### [Source excerpt]

□ □ □ □

Madhagaja is a 2021 Indian Kannada-language action drama film directed by S. Mahesh Kumar and produced by Umapathy Srinivas under the banner of Umapathy Films. The film features Sriimurali, Ashika Ranganath and Jagapathi Babu in the lead roles. The film released in theatres on 3 December 2021.

Plot 
Surya aka Madhagaja is an orphan, who makes a living as a real estate agent in Varanasi. He also earns some quick buck on the dead people that end up in the Manikarnika Ghat. Surya wants to rule the area, but a litigation case lands him and his friend in Shivagaada, a village in Karnataka, which is bloodshed filled-state which is ruled by Bhairava Dorai and Rathnamma, who are the landlords of the village. Surya visits Bhairava Dorai's house and becomes a guest of their village.

Meanwhile, Rathnamma who is suspicious of Surya learns from Basavanna that Surya is her own son, Fearing that Surya would learn of his true origin and would interfere in the bloodshed, Rathnamma gives the amount money to Surya required for the land. After they leave the village, Basavanna reveals to Surya that Bhairava and Rathnamma are his real parents and Rathnamma had left him due to rivalry and bloodshed in the village and entrusted Basavanna to take care of Surya as he should not grow like Bhairava.

Basavanna makes Surya promise to not reveal his identity to them and protect Bhairava's family from all sorts of dangers. Bhairava has a water fued-dispute between Veerabhadra, When he attacks Bhairava and his family at a village festival, Surya interfers in the dispute by thrashing and humiliating Veerabhadra earning Bhairava's trust. Meanwhile, Veerabhadra's son Tandava is released from jail and learns of his father's humiliation. Tandava attacks Surya and Bhairava at the DC's office where Surya evades all attempts by Tandava to destroy Bhairava while Tandava learns of Surya's identity.

□ □ □ □

Layout coordinate data
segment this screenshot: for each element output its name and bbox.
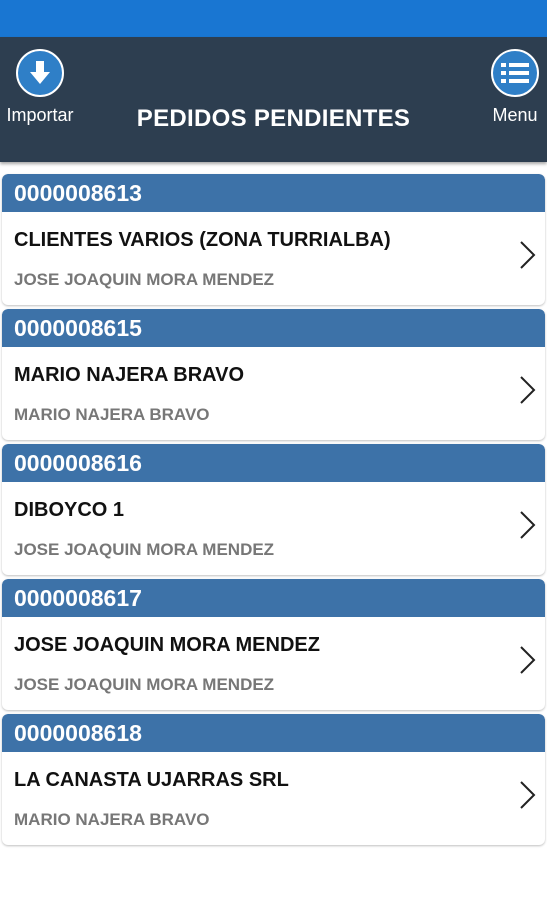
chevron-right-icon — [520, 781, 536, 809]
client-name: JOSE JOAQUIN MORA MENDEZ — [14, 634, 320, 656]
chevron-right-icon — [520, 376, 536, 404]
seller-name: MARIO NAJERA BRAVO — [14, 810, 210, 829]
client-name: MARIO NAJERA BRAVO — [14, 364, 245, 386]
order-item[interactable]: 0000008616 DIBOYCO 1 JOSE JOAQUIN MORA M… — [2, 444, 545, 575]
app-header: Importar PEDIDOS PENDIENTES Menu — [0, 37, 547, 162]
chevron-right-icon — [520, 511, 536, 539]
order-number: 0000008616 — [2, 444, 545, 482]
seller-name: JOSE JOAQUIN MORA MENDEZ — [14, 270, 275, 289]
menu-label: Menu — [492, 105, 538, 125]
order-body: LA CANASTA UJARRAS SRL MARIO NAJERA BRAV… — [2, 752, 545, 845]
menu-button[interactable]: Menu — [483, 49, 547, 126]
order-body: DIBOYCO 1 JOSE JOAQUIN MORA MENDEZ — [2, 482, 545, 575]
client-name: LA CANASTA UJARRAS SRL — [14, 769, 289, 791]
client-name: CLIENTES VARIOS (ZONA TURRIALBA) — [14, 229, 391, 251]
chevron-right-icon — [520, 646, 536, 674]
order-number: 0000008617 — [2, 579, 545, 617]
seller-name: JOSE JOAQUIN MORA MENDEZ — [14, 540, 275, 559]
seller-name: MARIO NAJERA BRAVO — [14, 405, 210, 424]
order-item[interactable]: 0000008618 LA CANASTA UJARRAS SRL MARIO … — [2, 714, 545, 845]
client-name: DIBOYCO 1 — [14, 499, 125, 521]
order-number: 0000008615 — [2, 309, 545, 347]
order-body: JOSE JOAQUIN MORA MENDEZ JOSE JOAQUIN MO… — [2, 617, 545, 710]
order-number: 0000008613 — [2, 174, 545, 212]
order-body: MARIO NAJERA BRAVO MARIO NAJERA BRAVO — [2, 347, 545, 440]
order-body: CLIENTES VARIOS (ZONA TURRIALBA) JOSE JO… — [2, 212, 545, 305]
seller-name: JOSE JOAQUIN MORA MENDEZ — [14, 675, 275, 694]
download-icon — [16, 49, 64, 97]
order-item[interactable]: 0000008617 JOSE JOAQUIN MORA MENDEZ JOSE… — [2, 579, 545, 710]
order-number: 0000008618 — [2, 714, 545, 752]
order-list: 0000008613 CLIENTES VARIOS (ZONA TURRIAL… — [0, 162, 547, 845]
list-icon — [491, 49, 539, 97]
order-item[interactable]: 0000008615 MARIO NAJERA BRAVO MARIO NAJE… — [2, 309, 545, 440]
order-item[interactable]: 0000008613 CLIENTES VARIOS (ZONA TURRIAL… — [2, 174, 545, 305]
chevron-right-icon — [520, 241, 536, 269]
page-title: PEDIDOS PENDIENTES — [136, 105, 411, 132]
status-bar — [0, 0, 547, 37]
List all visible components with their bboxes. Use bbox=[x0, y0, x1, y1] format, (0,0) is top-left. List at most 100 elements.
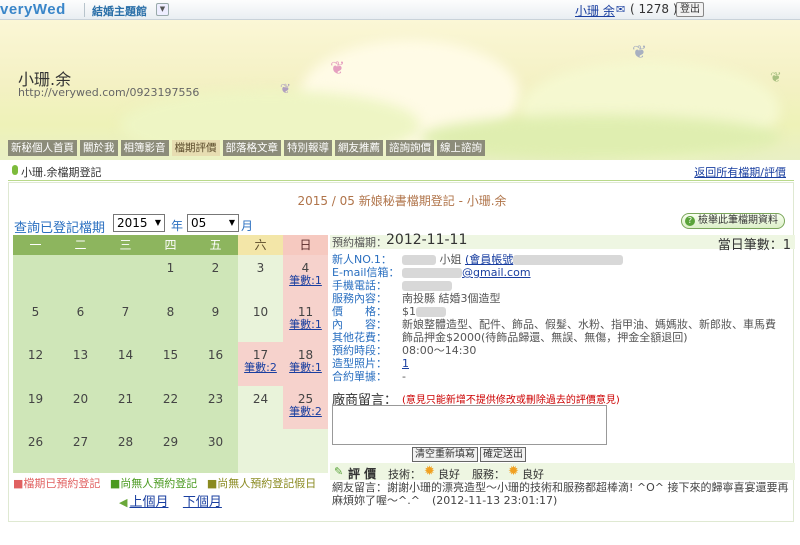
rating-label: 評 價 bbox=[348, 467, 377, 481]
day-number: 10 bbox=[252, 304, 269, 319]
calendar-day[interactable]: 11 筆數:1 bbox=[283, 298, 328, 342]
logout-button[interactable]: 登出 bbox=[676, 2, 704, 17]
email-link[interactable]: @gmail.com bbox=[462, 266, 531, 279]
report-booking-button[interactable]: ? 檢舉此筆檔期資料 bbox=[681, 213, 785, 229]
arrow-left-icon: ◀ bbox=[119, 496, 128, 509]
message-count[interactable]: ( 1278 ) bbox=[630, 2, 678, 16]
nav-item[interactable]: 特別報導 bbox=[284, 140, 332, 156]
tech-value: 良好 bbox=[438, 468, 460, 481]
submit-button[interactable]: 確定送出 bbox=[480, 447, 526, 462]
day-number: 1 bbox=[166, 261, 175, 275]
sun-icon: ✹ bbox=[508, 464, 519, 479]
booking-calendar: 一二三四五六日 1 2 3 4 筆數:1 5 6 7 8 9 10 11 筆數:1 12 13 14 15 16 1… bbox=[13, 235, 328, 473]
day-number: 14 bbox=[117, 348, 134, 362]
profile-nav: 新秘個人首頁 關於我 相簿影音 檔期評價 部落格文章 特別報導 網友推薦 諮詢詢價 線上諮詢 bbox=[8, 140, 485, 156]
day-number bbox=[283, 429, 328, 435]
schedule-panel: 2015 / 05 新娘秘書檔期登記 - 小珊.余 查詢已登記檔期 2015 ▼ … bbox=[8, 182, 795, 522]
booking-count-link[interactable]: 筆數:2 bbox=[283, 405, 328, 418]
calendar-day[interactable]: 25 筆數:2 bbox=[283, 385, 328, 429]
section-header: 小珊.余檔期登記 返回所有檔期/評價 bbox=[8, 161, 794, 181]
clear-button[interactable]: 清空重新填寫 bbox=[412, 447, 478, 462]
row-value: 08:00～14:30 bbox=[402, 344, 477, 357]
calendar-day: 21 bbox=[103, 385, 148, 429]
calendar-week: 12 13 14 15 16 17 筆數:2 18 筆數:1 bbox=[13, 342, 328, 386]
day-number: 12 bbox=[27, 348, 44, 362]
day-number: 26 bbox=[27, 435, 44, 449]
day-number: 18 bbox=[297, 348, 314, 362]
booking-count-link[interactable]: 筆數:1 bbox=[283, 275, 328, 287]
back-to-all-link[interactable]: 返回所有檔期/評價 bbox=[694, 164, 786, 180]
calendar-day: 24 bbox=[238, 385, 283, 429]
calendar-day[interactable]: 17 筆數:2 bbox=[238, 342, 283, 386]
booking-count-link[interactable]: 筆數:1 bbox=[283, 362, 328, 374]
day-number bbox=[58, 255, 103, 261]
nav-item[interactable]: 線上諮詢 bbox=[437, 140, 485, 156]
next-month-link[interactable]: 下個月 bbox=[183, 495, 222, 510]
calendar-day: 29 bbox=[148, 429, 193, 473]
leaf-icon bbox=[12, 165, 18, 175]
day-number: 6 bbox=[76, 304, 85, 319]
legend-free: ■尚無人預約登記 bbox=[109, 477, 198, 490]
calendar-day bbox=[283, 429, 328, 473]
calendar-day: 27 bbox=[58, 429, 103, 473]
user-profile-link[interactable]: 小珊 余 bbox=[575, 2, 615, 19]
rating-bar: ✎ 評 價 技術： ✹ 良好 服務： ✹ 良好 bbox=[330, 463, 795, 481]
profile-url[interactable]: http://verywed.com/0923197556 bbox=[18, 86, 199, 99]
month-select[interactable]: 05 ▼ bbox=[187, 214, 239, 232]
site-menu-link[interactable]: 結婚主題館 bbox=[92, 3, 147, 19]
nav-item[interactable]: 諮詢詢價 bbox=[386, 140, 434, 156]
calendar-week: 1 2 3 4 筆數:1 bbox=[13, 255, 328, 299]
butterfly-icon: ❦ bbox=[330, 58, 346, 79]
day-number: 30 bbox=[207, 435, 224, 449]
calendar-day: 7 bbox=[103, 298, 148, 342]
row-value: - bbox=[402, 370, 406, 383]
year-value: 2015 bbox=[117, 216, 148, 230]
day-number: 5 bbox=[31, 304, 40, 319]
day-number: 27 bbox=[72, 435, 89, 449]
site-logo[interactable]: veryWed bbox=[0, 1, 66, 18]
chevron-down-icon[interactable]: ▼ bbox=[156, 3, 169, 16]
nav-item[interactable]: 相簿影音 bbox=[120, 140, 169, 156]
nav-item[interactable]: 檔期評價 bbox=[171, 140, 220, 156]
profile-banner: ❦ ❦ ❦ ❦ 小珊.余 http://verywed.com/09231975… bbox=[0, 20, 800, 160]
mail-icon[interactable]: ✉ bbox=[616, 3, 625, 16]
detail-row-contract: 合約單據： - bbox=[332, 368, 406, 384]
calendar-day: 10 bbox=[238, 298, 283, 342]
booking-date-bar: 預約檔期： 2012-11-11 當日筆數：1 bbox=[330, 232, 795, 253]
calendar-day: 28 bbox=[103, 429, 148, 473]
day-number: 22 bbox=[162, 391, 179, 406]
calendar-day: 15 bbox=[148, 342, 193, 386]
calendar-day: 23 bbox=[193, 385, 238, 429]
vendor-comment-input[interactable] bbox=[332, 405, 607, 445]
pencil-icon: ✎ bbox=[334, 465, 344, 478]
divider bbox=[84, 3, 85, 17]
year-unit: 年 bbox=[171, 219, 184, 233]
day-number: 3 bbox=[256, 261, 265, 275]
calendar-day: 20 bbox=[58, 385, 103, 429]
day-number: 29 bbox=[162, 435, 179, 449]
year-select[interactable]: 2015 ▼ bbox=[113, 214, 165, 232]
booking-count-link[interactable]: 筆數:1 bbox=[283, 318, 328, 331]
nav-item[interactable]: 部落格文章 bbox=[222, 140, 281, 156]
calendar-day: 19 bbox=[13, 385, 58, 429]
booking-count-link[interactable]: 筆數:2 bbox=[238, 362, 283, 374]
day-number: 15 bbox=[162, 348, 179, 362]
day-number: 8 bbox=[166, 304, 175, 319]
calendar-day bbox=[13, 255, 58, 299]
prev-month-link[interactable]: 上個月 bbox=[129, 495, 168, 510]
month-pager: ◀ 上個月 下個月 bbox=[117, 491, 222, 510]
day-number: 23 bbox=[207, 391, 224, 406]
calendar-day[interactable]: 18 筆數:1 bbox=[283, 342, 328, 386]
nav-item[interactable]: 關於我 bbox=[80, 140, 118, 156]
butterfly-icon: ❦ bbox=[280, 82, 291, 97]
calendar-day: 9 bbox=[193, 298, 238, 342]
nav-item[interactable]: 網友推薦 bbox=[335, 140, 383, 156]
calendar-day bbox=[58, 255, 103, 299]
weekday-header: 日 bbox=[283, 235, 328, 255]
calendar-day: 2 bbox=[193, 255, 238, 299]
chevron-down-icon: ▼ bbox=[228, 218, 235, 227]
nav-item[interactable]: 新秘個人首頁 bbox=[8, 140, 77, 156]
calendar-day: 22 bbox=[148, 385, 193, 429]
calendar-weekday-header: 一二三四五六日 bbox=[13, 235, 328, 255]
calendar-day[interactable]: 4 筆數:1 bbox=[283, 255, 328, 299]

□ □ □ □

### [Prompt 1]
Answer these questions from the Madhagaja text:
(a) Who directed the film?
(b) In which city does Surya work as a real estate agent?
(c) What is the name of Veerabhadra's son?
### [Prompt 2]
List every actor the Madhagaja text names in the lead roles.
### [Prompt 3]
Sum up the Madhagaja text in two sentences.

### [Answer 1]
(a) S. Mahesh Kumar
(b) Varanasi
(c) Tandava

### [Answer 2]
Sriimurali, Ashika Ranganath, Jagapathi Babu

### [Answer 3]
Madhagaja is a 2021 Kannada-language action drama film directed by S. Mahesh Kumar, with Sriimurali, Ashika Ranganath and Jagapathi Babu in the lead roles. It follows Surya, an orphan and real estate agent in Varanasi, who goes to the village of Shivagaada because of a litigation case, learns that its landlords Bhairava Dorai and Rathnamma are his real parents, and shields Bhairava's family from Veerabhadra and his son Tandava.